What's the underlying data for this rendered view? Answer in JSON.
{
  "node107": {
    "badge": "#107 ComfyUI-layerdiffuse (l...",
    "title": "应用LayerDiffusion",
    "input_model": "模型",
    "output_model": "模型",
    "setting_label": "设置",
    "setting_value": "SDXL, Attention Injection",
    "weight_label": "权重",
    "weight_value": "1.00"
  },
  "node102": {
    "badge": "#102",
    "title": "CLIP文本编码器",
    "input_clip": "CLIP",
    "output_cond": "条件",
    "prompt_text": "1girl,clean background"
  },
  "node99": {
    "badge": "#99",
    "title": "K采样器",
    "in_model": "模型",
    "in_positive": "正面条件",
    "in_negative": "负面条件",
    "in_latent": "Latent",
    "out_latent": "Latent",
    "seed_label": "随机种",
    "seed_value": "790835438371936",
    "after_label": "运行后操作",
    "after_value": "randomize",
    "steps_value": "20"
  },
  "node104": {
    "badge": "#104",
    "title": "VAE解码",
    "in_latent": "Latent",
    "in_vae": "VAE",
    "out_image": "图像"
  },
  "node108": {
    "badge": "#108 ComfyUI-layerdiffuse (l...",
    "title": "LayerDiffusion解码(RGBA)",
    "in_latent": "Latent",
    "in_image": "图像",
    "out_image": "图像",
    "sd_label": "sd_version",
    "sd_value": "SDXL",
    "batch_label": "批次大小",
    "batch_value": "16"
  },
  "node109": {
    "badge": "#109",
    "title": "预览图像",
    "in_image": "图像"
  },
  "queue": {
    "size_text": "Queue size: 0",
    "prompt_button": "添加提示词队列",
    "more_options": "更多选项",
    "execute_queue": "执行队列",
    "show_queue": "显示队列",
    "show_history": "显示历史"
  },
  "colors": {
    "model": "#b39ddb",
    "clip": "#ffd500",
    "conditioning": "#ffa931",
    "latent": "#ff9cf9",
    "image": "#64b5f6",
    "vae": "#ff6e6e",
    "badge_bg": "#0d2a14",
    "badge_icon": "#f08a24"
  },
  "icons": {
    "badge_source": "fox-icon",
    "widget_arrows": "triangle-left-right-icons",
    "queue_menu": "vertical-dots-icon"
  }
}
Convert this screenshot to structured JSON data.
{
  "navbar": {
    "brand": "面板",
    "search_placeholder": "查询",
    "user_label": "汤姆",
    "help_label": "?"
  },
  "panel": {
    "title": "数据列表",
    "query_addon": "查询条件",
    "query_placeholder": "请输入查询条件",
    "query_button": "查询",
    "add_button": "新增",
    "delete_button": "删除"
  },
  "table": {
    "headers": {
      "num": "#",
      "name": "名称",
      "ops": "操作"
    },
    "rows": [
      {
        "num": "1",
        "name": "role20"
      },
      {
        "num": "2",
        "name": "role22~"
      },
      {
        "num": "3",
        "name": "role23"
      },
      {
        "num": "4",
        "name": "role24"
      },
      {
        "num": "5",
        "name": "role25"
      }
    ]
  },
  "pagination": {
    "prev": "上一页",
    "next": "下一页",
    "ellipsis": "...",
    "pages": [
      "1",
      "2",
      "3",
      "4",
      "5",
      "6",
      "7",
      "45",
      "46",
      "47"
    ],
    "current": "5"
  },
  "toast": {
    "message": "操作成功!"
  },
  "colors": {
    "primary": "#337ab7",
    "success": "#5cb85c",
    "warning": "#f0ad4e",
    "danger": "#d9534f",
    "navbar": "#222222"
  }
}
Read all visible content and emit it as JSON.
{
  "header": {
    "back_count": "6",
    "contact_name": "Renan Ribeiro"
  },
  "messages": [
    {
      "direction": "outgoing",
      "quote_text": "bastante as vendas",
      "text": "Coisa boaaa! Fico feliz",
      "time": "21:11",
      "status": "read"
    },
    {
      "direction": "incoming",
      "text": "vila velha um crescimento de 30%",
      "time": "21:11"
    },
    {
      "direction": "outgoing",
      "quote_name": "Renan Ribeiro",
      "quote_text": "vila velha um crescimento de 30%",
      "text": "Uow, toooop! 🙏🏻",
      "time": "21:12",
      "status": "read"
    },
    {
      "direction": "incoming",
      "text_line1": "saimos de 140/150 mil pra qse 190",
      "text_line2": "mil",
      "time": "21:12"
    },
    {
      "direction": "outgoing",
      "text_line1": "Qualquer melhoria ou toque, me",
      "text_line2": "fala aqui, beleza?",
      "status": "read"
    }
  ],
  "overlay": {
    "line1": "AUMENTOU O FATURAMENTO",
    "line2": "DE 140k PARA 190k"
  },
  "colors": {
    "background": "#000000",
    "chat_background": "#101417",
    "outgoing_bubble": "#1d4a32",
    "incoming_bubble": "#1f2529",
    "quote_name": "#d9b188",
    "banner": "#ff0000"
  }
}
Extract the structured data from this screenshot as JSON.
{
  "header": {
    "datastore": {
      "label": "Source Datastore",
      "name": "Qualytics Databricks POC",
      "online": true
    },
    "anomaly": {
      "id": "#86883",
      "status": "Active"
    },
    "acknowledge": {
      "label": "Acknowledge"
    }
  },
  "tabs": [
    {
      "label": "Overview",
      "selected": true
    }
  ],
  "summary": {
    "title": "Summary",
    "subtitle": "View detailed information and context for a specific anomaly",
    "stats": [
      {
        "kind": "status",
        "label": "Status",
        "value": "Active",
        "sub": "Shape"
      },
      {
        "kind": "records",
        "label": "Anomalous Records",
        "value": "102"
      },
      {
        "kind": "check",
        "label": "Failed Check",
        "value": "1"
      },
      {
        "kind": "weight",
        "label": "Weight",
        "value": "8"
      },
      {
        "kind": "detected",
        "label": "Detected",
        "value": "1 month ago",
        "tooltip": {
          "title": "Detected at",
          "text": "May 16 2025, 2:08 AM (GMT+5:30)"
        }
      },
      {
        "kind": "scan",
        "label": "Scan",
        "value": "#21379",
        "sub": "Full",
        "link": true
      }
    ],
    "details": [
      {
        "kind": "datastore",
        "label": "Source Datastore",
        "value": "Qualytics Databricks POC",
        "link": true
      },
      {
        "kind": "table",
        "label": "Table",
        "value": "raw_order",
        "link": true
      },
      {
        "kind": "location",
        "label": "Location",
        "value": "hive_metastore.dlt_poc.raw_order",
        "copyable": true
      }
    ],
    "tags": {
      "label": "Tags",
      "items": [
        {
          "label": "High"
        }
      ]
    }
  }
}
====
**Task to complete**
Exactly as shown above, return every record.

**The response**
What's the underlying data for this rendered view? Answer in JSON.
{
  "node107": {
    "badge": "#107 ComfyUI-layerdiffuse (l...",
    "title": "应用LayerDiffusion",
    "input_model": "模型",
    "output_model": "模型",
    "setting_label": "设置",
    "setting_value": "SDXL, Attention Injection",
    "weight_label": "权重",
    "weight_value": "1.00"
  },
  "node102": {
    "badge": "#102",
    "title": "CLIP文本编码器",
    "input_clip": "CLIP",
    "output_cond": "条件",
    "prompt_text": "1girl,clean background"
  },
  "node99": {
    "badge": "#99",
    "title": "K采样器",
    "in_model": "模型",
    "in_positive": "正面条件",
    "in_negative": "负面条件",
    "in_latent": "Latent",
    "out_latent": "Latent",
    "seed_label": "随机种",
    "seed_value": "790835438371936",
    "after_label": "运行后操作",
    "after_value": "randomize",
    "steps_value": "20"
  },
  "node104": {
    "badge": "#104",
    "title": "VAE解码",
    "in_latent": "Latent",
    "in_vae": "VAE",
    "out_image": "图像"
  },
  "node108": {
    "badge": "#108 ComfyUI-layerdiffuse (l...",
    "title": "LayerDiffusion解码(RGBA)",
    "in_latent": "Latent",
    "in_image": "图像",
    "out_image": "图像",
    "sd_label": "sd_version",
    "sd_value": "SDXL",
    "batch_label": "批次大小",
    "batch_value": "16"
  },
  "node109": {
    "badge": "#109",
    "title": "预览图像",
    "in_image": "图像"
  },
  "queue": {
    "size_text": "Queue size: 0",
    "prompt_button": "添加提示词队列",
    "more_options": "更多选项",
    "execute_queue": "执行队列",
    "show_queue": "显示队列",
    "show_history": "显示历史"
  },
  "colors": {
    "model": "#b39ddb",
    "clip": "#ffd500",
    "conditioning": "#ffa931",
    "latent": "#ff9cf9",
    "image": "#64b5f6",
    "vae": "#ff6e6e",
    "badge_bg": "#0d2a14",
    "badge_icon": "#f08a24"
  },
  "icons": {
    "badge_source": "fox-icon",
    "widget_arrows": "triangle-left-right-icons",
    "queue_menu": "vertical-dots-icon"
  }
}
Convert this screenshot to structured JSON data.
{
  "navbar": {
    "brand": "面板",
    "search_placeholder": "查询",
    "user_label": "汤姆",
    "help_label": "?"
  },
  "panel": {
    "title": "数据列表",
    "query_addon": "查询条件",
    "query_placeholder": "请输入查询条件",
    "query_button": "查询",
    "add_button": "新增",
    "delete_button": "删除"
  },
  "table": {
    "headers": {
      "num": "#",
      "name": "名称",
      "ops": "操作"
    },
    "rows": [
      {
        "num": "1",
        "name": "role20"
      },
      {
        "num": "2",
        "name": "role22~"
      },
      {
        "num": "3",
        "name": "role23"
      },
      {
        "num": "4",
        "name": "role24"
      },
      {
        "num": "5",
        "name": "role25"
      }
    ]
  },
  "pagination": {
    "prev": "上一页",
    "next": "下一页",
    "ellipsis": "...",
    "pages": [
      "1",
      "2",
      "3",
      "4",
      "5",
      "6",
      "7",
      "45",
      "46",
      "47"
    ],
    "current": "5"
  },
  "toast": {
    "message": "操作成功!"
  },
  "colors": {
    "primary": "#337ab7",
    "success": "#5cb85c",
    "warning": "#f0ad4e",
    "danger": "#d9534f",
    "navbar": "#222222"
  }
}
Read all visible content and emit it as JSON.
{
  "header": {
    "back_count": "6",
    "contact_name": "Renan Ribeiro"
  },
  "messages": [
    {
      "direction": "outgoing",
      "quote_text": "bastante as vendas",
      "text": "Coisa boaaa! Fico feliz",
      "time": "21:11",
      "status": "read"
    },
    {
      "direction": "incoming",
      "text": "vila velha um crescimento de 30%",
      "time": "21:11"
    },
    {
      "direction": "outgoing",
      "quote_name": "Renan Ribeiro",
      "quote_text": "vila velha um crescimento de 30%",
      "text": "Uow, toooop! 🙏🏻",
      "time": "21:12",
      "status": "read"
    },
    {
      "direction": "incoming",
      "text_line1": "saimos de 140/150 mil pra qse 190",
      "text_line2": "mil",
      "time": "21:12"
    },
    {
      "direction": "outgoing",
      "text_line1": "Qualquer melhoria ou toque, me",
      "text_line2": "fala aqui, beleza?",
      "status": "read"
    }
  ],
  "overlay": {
    "line1": "AUMENTOU O FATURAMENTO",
    "line2": "DE 140k PARA 190k"
  },
  "colors": {
    "background": "#000000",
    "chat_background": "#101417",
    "outgoing_bubble": "#1d4a32",
    "incoming_bubble": "#1f2529",
    "quote_name": "#d9b188",
    "banner": "#ff0000"
  }
}
Extract the structured data from this screenshot as JSON.
{
  "header": {
    "datastore": {
      "label": "Source Datastore",
      "name": "Qualytics Databricks POC",
      "online": true
    },
    "anomaly": {
      "id": "#86883",
      "status": "Active"
    },
    "acknowledge": {
      "label": "Acknowledge"
    }
  },
  "tabs": [
    {
      "label": "Overview",
      "selected": true
    }
  ],
  "summary": {
    "title": "Summary",
    "subtitle": "View detailed information and context for a specific anomaly",
    "stats": [
      {
        "kind": "status",
        "label": "Status",
        "value": "Active",
        "sub": "Shape"
      },
      {
        "kind": "records",
        "label": "Anomalous Records",
        "value": "102"
      },
      {
        "kind": "check",
        "label": "Failed Check",
        "value": "1"
      },
      {
        "kind": "weight",
        "label": "Weight",
        "value": "8"
      },
      {
        "kind": "detected",
        "label": "Detected",
        "value": "1 month ago",
        "tooltip": {
          "title": "Detected at",
          "text": "May 16 2025, 2:08 AM (GMT+5:30)"
        }
      },
      {
        "kind": "scan",
        "label": "Scan",
        "value": "#21379",
        "sub": "Full",
        "link": true
      }
    ],
    "details": [
      {
        "kind": "datastore",
        "label": "Source Datastore",
        "value": "Qualytics Databricks POC",
        "link": true
      },
      {
        "kind": "table",
        "label": "Table",
        "value": "raw_order",
        "link": true
      },
      {
        "kind": "location",
        "label": "Location",
        "value": "hive_metastore.dlt_poc.raw_order",
        "copyable": true
      }
    ],
    "tags": {
      "label": "Tags",
      "items": [
        {
          "label": "High"
        }
      ]
    }
  }
}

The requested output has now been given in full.